__Task to carry out__
Only the number is wanted: how many lines contain the word "UFFICIO"?

—————

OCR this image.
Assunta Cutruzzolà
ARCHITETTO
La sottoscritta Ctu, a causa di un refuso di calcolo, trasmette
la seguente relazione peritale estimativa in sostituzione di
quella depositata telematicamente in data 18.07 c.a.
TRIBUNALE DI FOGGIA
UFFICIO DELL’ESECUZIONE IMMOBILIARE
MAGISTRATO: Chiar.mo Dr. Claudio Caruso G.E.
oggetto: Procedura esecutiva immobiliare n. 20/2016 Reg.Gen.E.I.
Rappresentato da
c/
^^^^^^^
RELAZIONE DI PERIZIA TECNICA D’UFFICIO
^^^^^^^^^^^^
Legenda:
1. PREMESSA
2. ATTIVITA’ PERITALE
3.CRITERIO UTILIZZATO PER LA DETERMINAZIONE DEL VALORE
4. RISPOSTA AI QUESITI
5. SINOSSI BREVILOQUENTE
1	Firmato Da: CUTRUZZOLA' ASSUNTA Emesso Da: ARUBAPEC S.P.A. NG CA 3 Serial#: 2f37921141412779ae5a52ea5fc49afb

—————

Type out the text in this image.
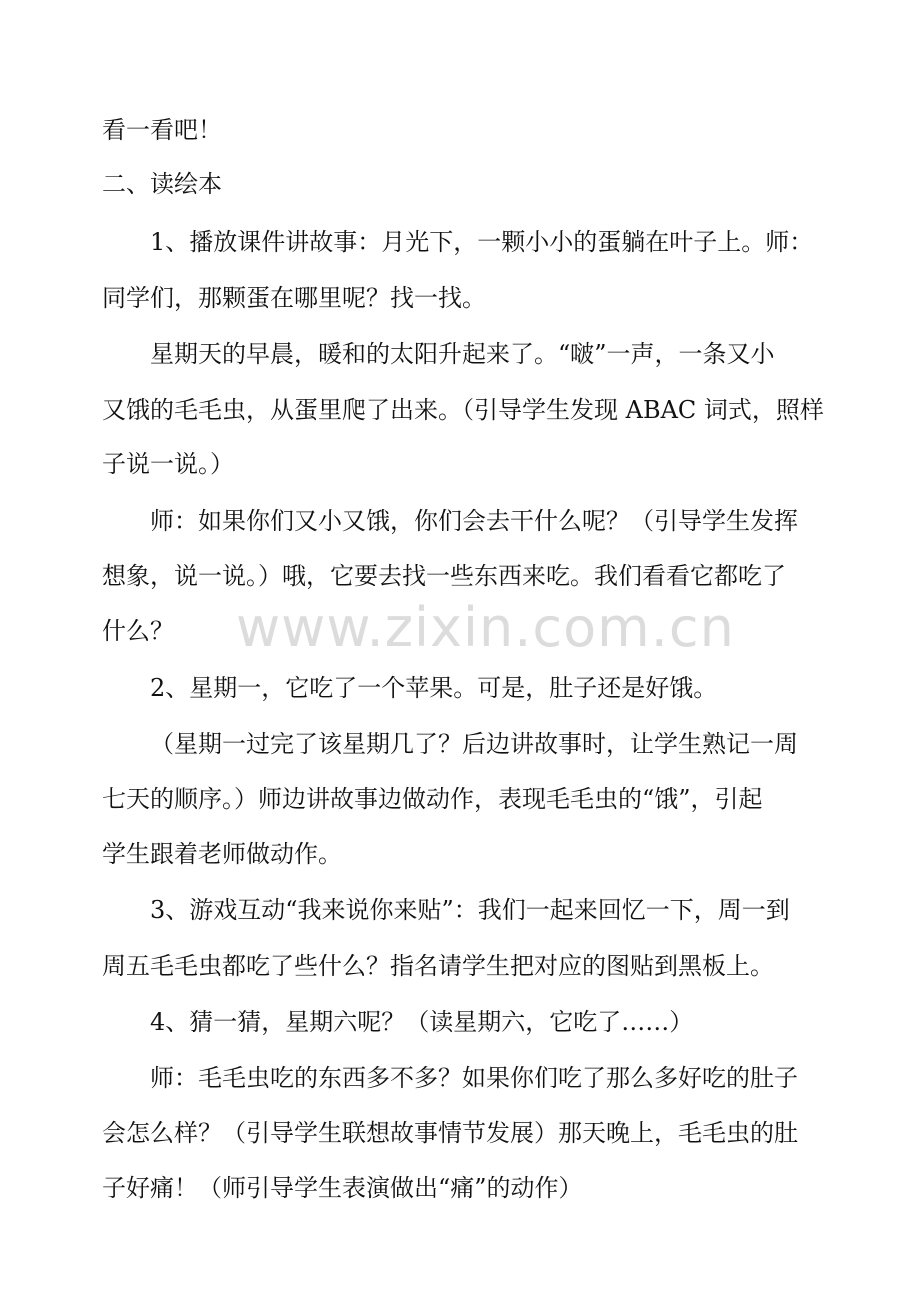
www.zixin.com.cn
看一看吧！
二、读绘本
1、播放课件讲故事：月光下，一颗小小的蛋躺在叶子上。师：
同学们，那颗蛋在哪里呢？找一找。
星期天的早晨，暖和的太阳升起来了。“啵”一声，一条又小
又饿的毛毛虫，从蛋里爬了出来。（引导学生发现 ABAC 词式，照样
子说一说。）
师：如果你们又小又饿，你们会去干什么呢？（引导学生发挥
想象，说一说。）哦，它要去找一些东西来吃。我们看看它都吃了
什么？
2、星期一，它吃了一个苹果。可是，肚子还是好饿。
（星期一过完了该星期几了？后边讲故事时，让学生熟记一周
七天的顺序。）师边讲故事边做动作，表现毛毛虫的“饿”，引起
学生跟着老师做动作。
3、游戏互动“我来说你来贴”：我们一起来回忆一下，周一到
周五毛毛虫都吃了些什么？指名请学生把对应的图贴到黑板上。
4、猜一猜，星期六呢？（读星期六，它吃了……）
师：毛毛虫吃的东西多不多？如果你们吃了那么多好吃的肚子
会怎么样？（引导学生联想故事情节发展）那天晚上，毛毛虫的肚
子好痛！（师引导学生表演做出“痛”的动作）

—————

__Task solution__
2